*Supplied records*
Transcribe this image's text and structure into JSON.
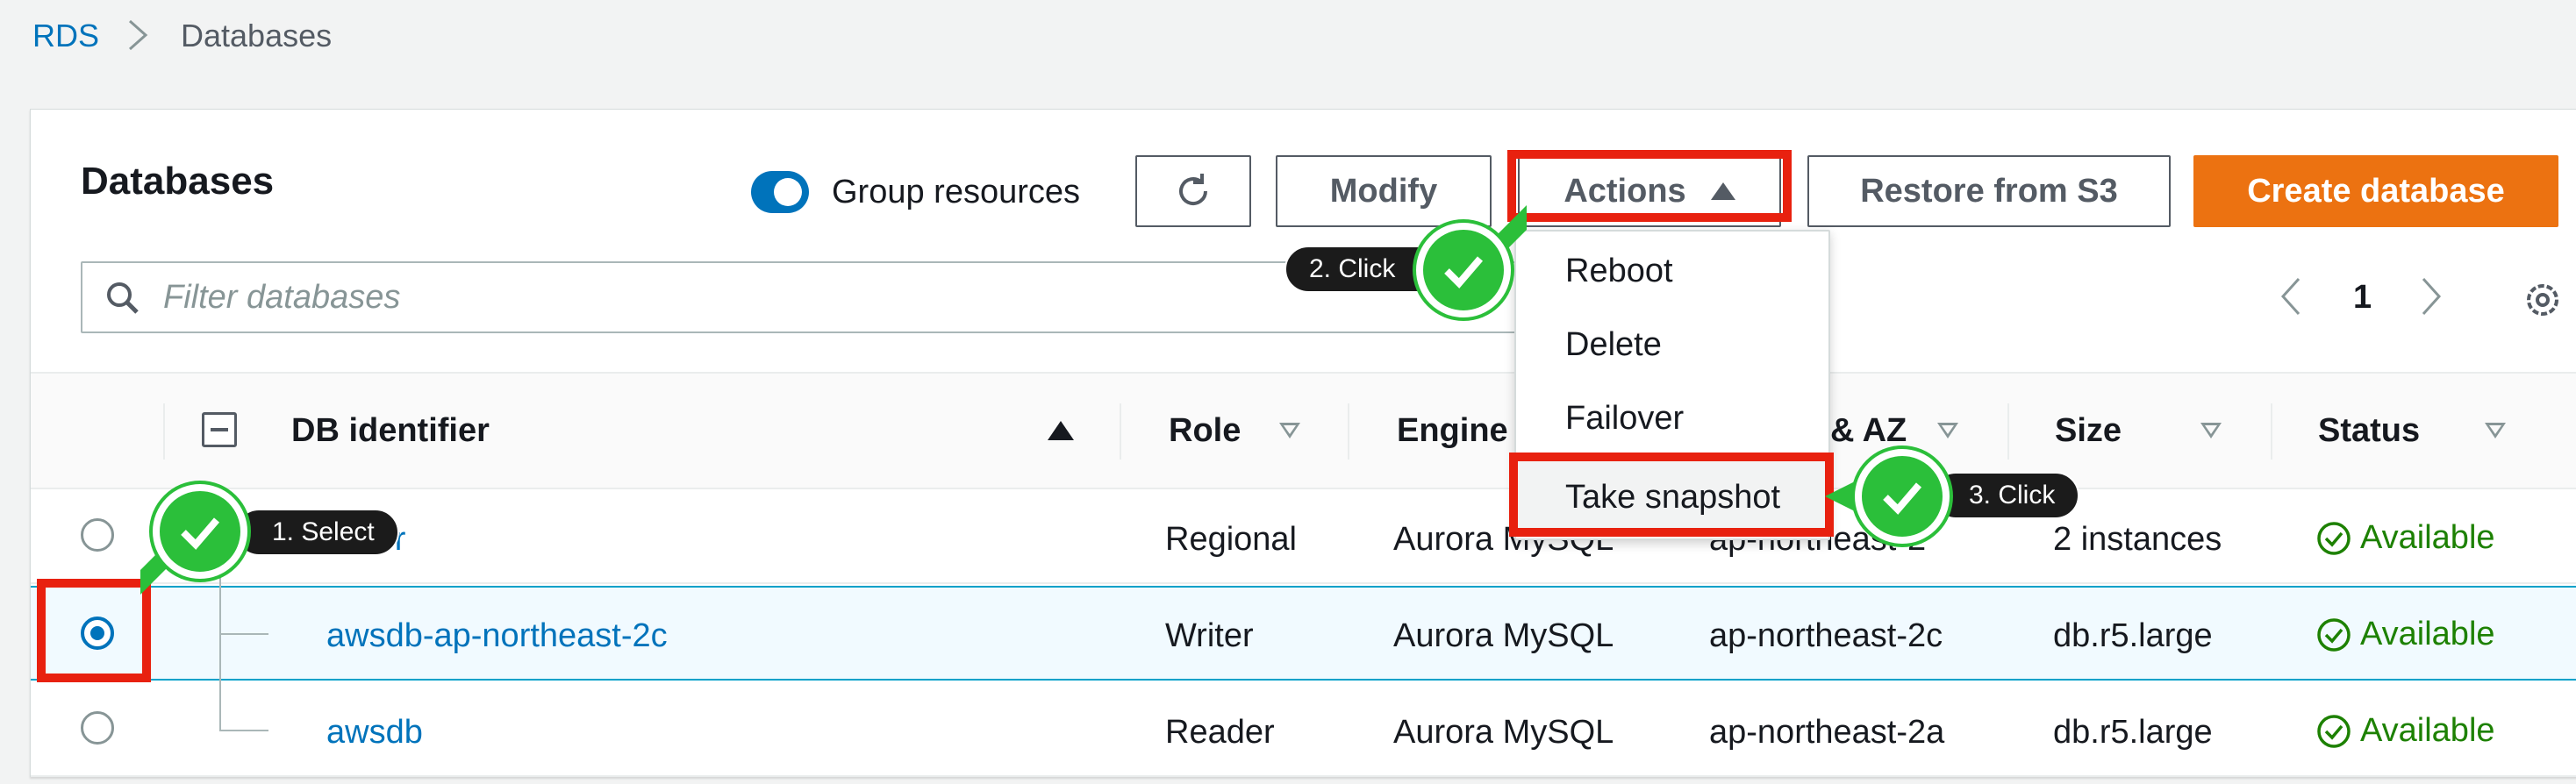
{
  "breadcrumb": {
    "root": "RDS",
    "current": "Databases"
  },
  "panel": {
    "title": "Databases",
    "group_toggle_label": "Group resources",
    "buttons": {
      "modify": "Modify",
      "actions": "Actions",
      "restore": "Restore from S3",
      "create": "Create database"
    },
    "filter_placeholder": "Filter databases",
    "page": "1"
  },
  "actions_menu": {
    "items": [
      "Reboot",
      "Delete",
      "Failover",
      "Take snapshot"
    ]
  },
  "table": {
    "headers": {
      "id": "DB identifier",
      "role": "Role",
      "engine": "Engine",
      "region": "& AZ",
      "size": "Size",
      "status": "Status"
    },
    "rows": [
      {
        "id": "ter",
        "role": "Regional",
        "engine": "Aurora MySQL",
        "region": "ap-northeast-2",
        "size": "2 instances",
        "status": "Available"
      },
      {
        "id": "awsdb-ap-northeast-2c",
        "role": "Writer",
        "engine": "Aurora MySQL",
        "region": "ap-northeast-2c",
        "size": "db.r5.large",
        "status": "Available"
      },
      {
        "id": "awsdb",
        "role": "Reader",
        "engine": "Aurora MySQL",
        "region": "ap-northeast-2a",
        "size": "db.r5.large",
        "status": "Available"
      }
    ]
  },
  "callouts": {
    "select": "1. Select",
    "click_actions": "2. Click",
    "click_snapshot": "3. Click"
  },
  "colors": {
    "link": "#0073bb",
    "primary": "#ec7211",
    "highlight": "#e8210f",
    "success": "#1d8102",
    "badge_green": "#2bbf3a"
  },
  "icons": [
    "chevron-right-icon",
    "refresh-icon",
    "caret-up-icon",
    "search-icon",
    "chevron-left-icon",
    "gear-icon",
    "check-circle-icon",
    "checkmark-icon"
  ]
}
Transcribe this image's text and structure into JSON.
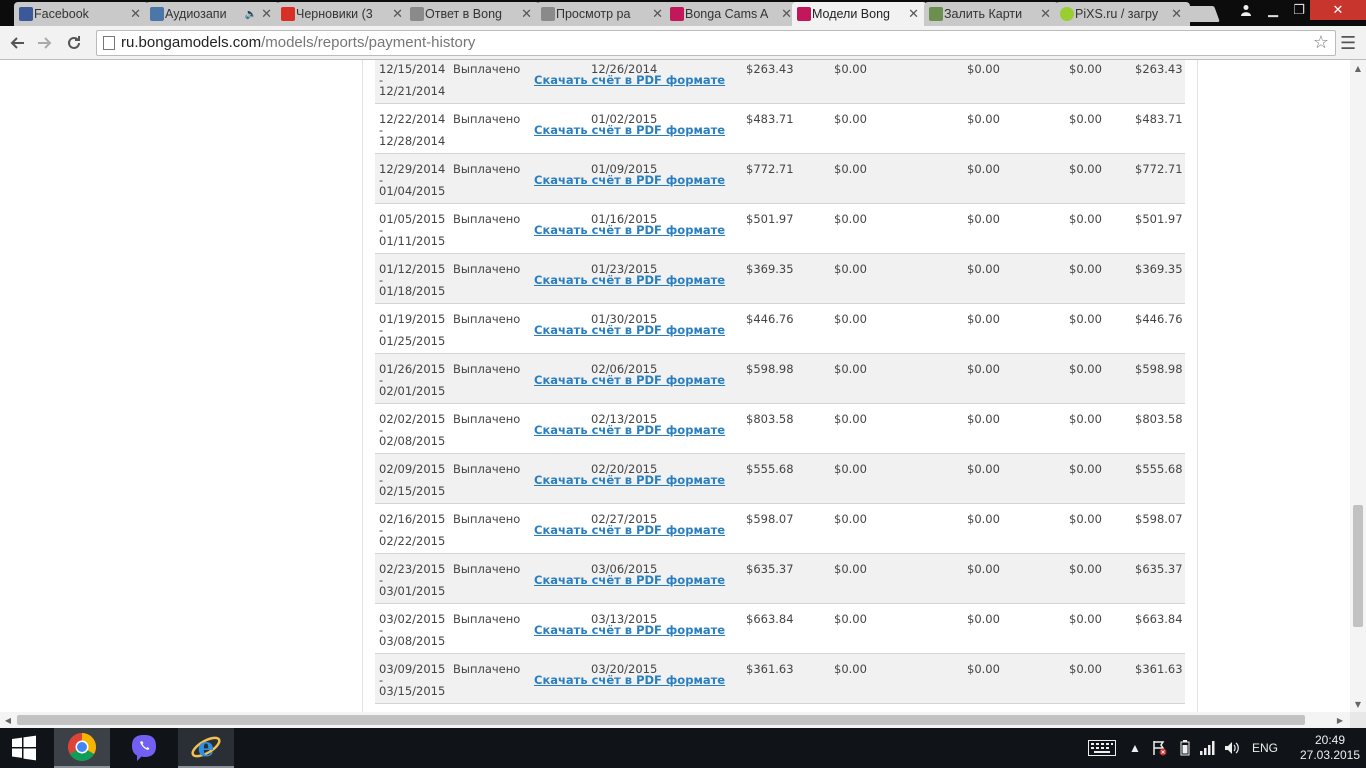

*What the task asks*
Of all the lines in the material above, how many contain the word "Click"? Give only the count.

*Result for this task*
2